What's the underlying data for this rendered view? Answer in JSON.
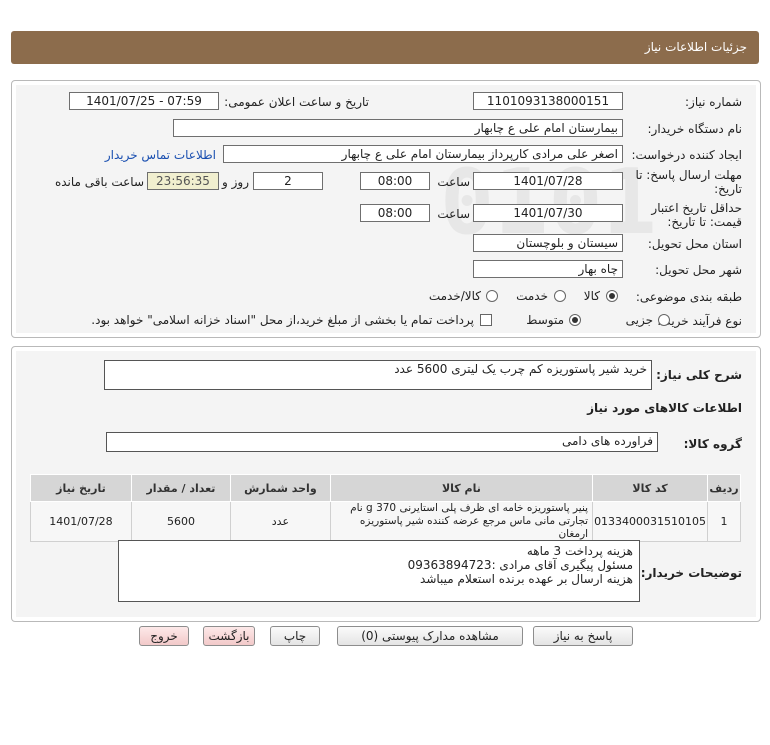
{
  "header": {
    "title": "جزئیات اطلاعات نیاز"
  },
  "watermark": {
    "brand": "ParsNamadData"
  },
  "form": {
    "need_number_label": "شماره نیاز:",
    "need_number": "1101093138000151",
    "announce_label": "تاریخ و ساعت اعلان عمومی:",
    "announce_value": "1401/07/25 - 07:59",
    "buyer_org_label": "نام دستگاه خریدار:",
    "buyer_org": "بیمارستان امام علی  ع  چابهار",
    "requester_label": "ایجاد کننده درخواست:",
    "requester": "اصغر علی مرادی کارپرداز بیمارستان امام علی  ع  چابهار",
    "contact_link": "اطلاعات تماس خریدار",
    "reply_deadline_label_1": "مهلت ارسال پاسخ: تا",
    "reply_deadline_label_2": "تاریخ:",
    "reply_date": "1401/07/28",
    "time_label": "ساعت",
    "reply_time": "08:00",
    "days_value": "2",
    "days_label": "روز و",
    "remaining_time": "23:56:35",
    "remaining_label": "ساعت باقی مانده",
    "validity_label_1": "حداقل تاریخ اعتبار",
    "validity_label_2": "قیمت: تا تاریخ:",
    "validity_date": "1401/07/30",
    "validity_time": "08:00",
    "province_label": "استان محل تحویل:",
    "province": "سیستان و بلوچستان",
    "city_label": "شهر محل تحویل:",
    "city": "چاه بهار",
    "category_label": "طبقه بندی موضوعی:",
    "category_options": [
      "کالا",
      "خدمت",
      "کالا/خدمت"
    ],
    "category_selected": "کالا",
    "process_label": "نوع فرآیند خرید :",
    "process_options": [
      "جزیی",
      "متوسط"
    ],
    "process_selected": "متوسط",
    "payment_note": "پرداخت تمام یا بخشی از مبلغ خرید،از محل \"اسناد خزانه اسلامی\" خواهد بود."
  },
  "need": {
    "summary_label": "شرح کلی نیاز:",
    "summary": "خرید شیر پاستوریزه کم چرب یک لیتری 5600 عدد",
    "goods_info_title": "اطلاعات کالاهای مورد نیاز",
    "group_label": "گروه کالا:",
    "group": "فراورده های دامی"
  },
  "table": {
    "headers": [
      "ردیف",
      "کد کالا",
      "نام کالا",
      "واحد شمارش",
      "تعداد / مقدار",
      "تاریخ نیاز"
    ],
    "rows": [
      {
        "row": "1",
        "code": "0133400031510105",
        "name": "پنیر پاستوریزه خامه ای ظرف پلی استایرنی 370 g نام تجارتی مانی ماس مرجع عرضه کننده شیر پاستوریزه ارمغان",
        "unit": "عدد",
        "qty": "5600",
        "date": "1401/07/28"
      }
    ]
  },
  "buyer_notes": {
    "label": "توضیحات خریدار:",
    "lines": [
      "هزینه پرداخت 3 ماهه",
      "مسئول پیگیری آقای مرادی :09363894723",
      "هزینه ارسال بر عهده برنده استعلام میباشد"
    ]
  },
  "buttons": {
    "reply": "پاسخ به نیاز",
    "attachments": "مشاهده مدارک پیوستی (0)",
    "print": "چاپ",
    "back": "بازگشت",
    "exit": "خروج"
  }
}
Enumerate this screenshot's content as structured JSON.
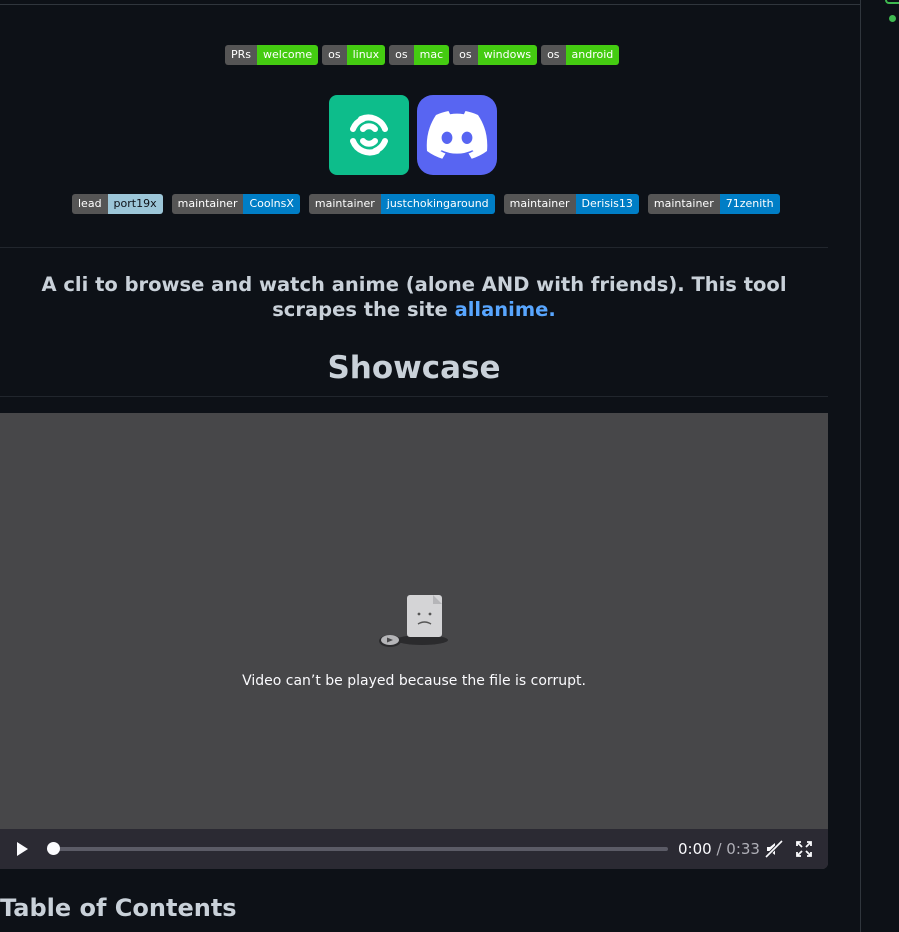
{
  "badges_row1": [
    {
      "key": "PRs",
      "value": "welcome"
    },
    {
      "key": "os",
      "value": "linux"
    },
    {
      "key": "os",
      "value": "mac"
    },
    {
      "key": "os",
      "value": "windows"
    },
    {
      "key": "os",
      "value": "android"
    }
  ],
  "badges_row2": [
    {
      "key": "lead",
      "value": "port19x"
    },
    {
      "key": "maintainer",
      "value": "CoolnsX"
    },
    {
      "key": "maintainer",
      "value": "justchokingaround"
    },
    {
      "key": "maintainer",
      "value": "Derisis13"
    },
    {
      "key": "maintainer",
      "value": "71zenith"
    }
  ],
  "logos": {
    "element_icon": "element-icon",
    "discord_icon": "discord-icon"
  },
  "description": {
    "text": "A cli to browse and watch anime (alone AND with friends). This tool scrapes the site ",
    "link_text": "allanime."
  },
  "showcase_heading": "Showcase",
  "video": {
    "error_text": "Video can’t be played because the file is corrupt.",
    "current_time": "0:00",
    "separator": " / ",
    "duration": "0:33",
    "progress": 0.0
  },
  "toc_heading": "Table of Contents",
  "colors": {
    "badge_green": "#44cc11",
    "badge_blue": "#007ec6",
    "link": "#58a6ff",
    "bg": "#0d1117"
  }
}
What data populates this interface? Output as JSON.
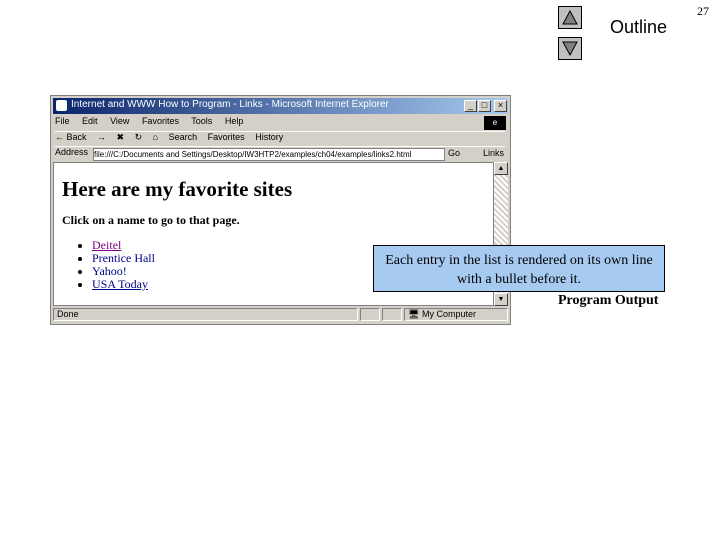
{
  "slide": {
    "number": "27",
    "outline_label": "Outline",
    "program_output_label": "Program Output"
  },
  "callout": {
    "text": "Each entry in the list is rendered on its own line with a bullet before it."
  },
  "browser": {
    "title": "Internet and WWW How to Program - Links - Microsoft Internet Explorer",
    "menu": [
      "File",
      "Edit",
      "View",
      "Favorites",
      "Tools",
      "Help"
    ],
    "toolbar": [
      "← Back",
      "→",
      "✖",
      "↻",
      "⌂",
      "Search",
      "Favorites",
      "History"
    ],
    "address_label": "Address",
    "address_value": "file:///C:/Documents and Settings/Desktop/IW3HTP2/examples/ch04/examples/links2.html",
    "go_label": "Go",
    "links_label": "Links »",
    "status_left": "Done",
    "status_right": "My Computer"
  },
  "page": {
    "heading": "Here are my favorite sites",
    "instruction": "Click on a name to go to that page.",
    "links": [
      {
        "text": "Deitel",
        "style": "visited"
      },
      {
        "text": "Prentice Hall",
        "style": "plain"
      },
      {
        "text": "Yahoo!",
        "style": "plain"
      },
      {
        "text": "USA Today",
        "style": "link"
      }
    ]
  }
}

____

● Given exercise
All of the data above should be transcribed verbatim, with pictures omitted.

● Task solution
What's the underlying data for this rendered view? Answer in JSON.
{
  "header": {
    "title": "جزئیات اطلاعات نیاز"
  },
  "watermark": {
    "brand": "ParsNamadData"
  },
  "form": {
    "need_number_label": "شماره نیاز:",
    "need_number": "1101093138000151",
    "announce_label": "تاریخ و ساعت اعلان عمومی:",
    "announce_value": "1401/07/25 - 07:59",
    "buyer_org_label": "نام دستگاه خریدار:",
    "buyer_org": "بیمارستان امام علی  ع  چابهار",
    "requester_label": "ایجاد کننده درخواست:",
    "requester": "اصغر علی مرادی کارپرداز بیمارستان امام علی  ع  چابهار",
    "contact_link": "اطلاعات تماس خریدار",
    "reply_deadline_label_1": "مهلت ارسال پاسخ: تا",
    "reply_deadline_label_2": "تاریخ:",
    "reply_date": "1401/07/28",
    "time_label": "ساعت",
    "reply_time": "08:00",
    "days_value": "2",
    "days_label": "روز و",
    "remaining_time": "23:56:35",
    "remaining_label": "ساعت باقی مانده",
    "validity_label_1": "حداقل تاریخ اعتبار",
    "validity_label_2": "قیمت: تا تاریخ:",
    "validity_date": "1401/07/30",
    "validity_time": "08:00",
    "province_label": "استان محل تحویل:",
    "province": "سیستان و بلوچستان",
    "city_label": "شهر محل تحویل:",
    "city": "چاه بهار",
    "category_label": "طبقه بندی موضوعی:",
    "category_options": [
      "کالا",
      "خدمت",
      "کالا/خدمت"
    ],
    "category_selected": "کالا",
    "process_label": "نوع فرآیند خرید :",
    "process_options": [
      "جزیی",
      "متوسط"
    ],
    "process_selected": "متوسط",
    "payment_note": "پرداخت تمام یا بخشی از مبلغ خرید،از محل \"اسناد خزانه اسلامی\" خواهد بود."
  },
  "need": {
    "summary_label": "شرح کلی نیاز:",
    "summary": "خرید شیر پاستوریزه کم چرب یک لیتری 5600 عدد",
    "goods_info_title": "اطلاعات کالاهای مورد نیاز",
    "group_label": "گروه کالا:",
    "group": "فراورده های دامی"
  },
  "table": {
    "headers": [
      "ردیف",
      "کد کالا",
      "نام کالا",
      "واحد شمارش",
      "تعداد / مقدار",
      "تاریخ نیاز"
    ],
    "rows": [
      {
        "row": "1",
        "code": "0133400031510105",
        "name": "پنیر پاستوریزه خامه ای ظرف پلی استایرنی 370 g نام تجارتی مانی ماس مرجع عرضه کننده شیر پاستوریزه ارمغان",
        "unit": "عدد",
        "qty": "5600",
        "date": "1401/07/28"
      }
    ]
  },
  "buyer_notes": {
    "label": "توضیحات خریدار:",
    "lines": [
      "هزینه پرداخت 3 ماهه",
      "مسئول پیگیری آقای مرادی :09363894723",
      "هزینه ارسال بر عهده برنده استعلام میباشد"
    ]
  },
  "buttons": {
    "reply": "پاسخ به نیاز",
    "attachments": "مشاهده مدارک پیوستی (0)",
    "print": "چاپ",
    "back": "بازگشت",
    "exit": "خروج"
  }
}
Enumerate this screenshot's content as structured JSON.
{
  "badges_row1": [
    {
      "key": "PRs",
      "value": "welcome"
    },
    {
      "key": "os",
      "value": "linux"
    },
    {
      "key": "os",
      "value": "mac"
    },
    {
      "key": "os",
      "value": "windows"
    },
    {
      "key": "os",
      "value": "android"
    }
  ],
  "badges_row2": [
    {
      "key": "lead",
      "value": "port19x"
    },
    {
      "key": "maintainer",
      "value": "CoolnsX"
    },
    {
      "key": "maintainer",
      "value": "justchokingaround"
    },
    {
      "key": "maintainer",
      "value": "Derisis13"
    },
    {
      "key": "maintainer",
      "value": "71zenith"
    }
  ],
  "logos": {
    "element_icon": "element-icon",
    "discord_icon": "discord-icon"
  },
  "description": {
    "text": "A cli to browse and watch anime (alone AND with friends). This tool scrapes the site ",
    "link_text": "allanime."
  },
  "showcase_heading": "Showcase",
  "video": {
    "error_text": "Video can’t be played because the file is corrupt.",
    "current_time": "0:00",
    "separator": " / ",
    "duration": "0:33",
    "progress": 0.0
  },
  "toc_heading": "Table of Contents",
  "colors": {
    "badge_green": "#44cc11",
    "badge_blue": "#007ec6",
    "link": "#58a6ff",
    "bg": "#0d1117"
  }
}
What data populates this interface? Output as JSON.
{
  "slide": {
    "number": "27",
    "outline_label": "Outline",
    "program_output_label": "Program Output"
  },
  "callout": {
    "text": "Each entry in the list is rendered on its own line with a bullet before it."
  },
  "browser": {
    "title": "Internet and WWW How to Program - Links - Microsoft Internet Explorer",
    "menu": [
      "File",
      "Edit",
      "View",
      "Favorites",
      "Tools",
      "Help"
    ],
    "toolbar": [
      "← Back",
      "→",
      "✖",
      "↻",
      "⌂",
      "Search",
      "Favorites",
      "History"
    ],
    "address_label": "Address",
    "address_value": "file:///C:/Documents and Settings/Desktop/IW3HTP2/examples/ch04/examples/links2.html",
    "go_label": "Go",
    "links_label": "Links »",
    "status_left": "Done",
    "status_right": "My Computer"
  },
  "page": {
    "heading": "Here are my favorite sites",
    "instruction": "Click on a name to go to that page.",
    "links": [
      {
        "text": "Deitel",
        "style": "visited"
      },
      {
        "text": "Prentice Hall",
        "style": "plain"
      },
      {
        "text": "Yahoo!",
        "style": "plain"
      },
      {
        "text": "USA Today",
        "style": "link"
      }
    ]
  }
}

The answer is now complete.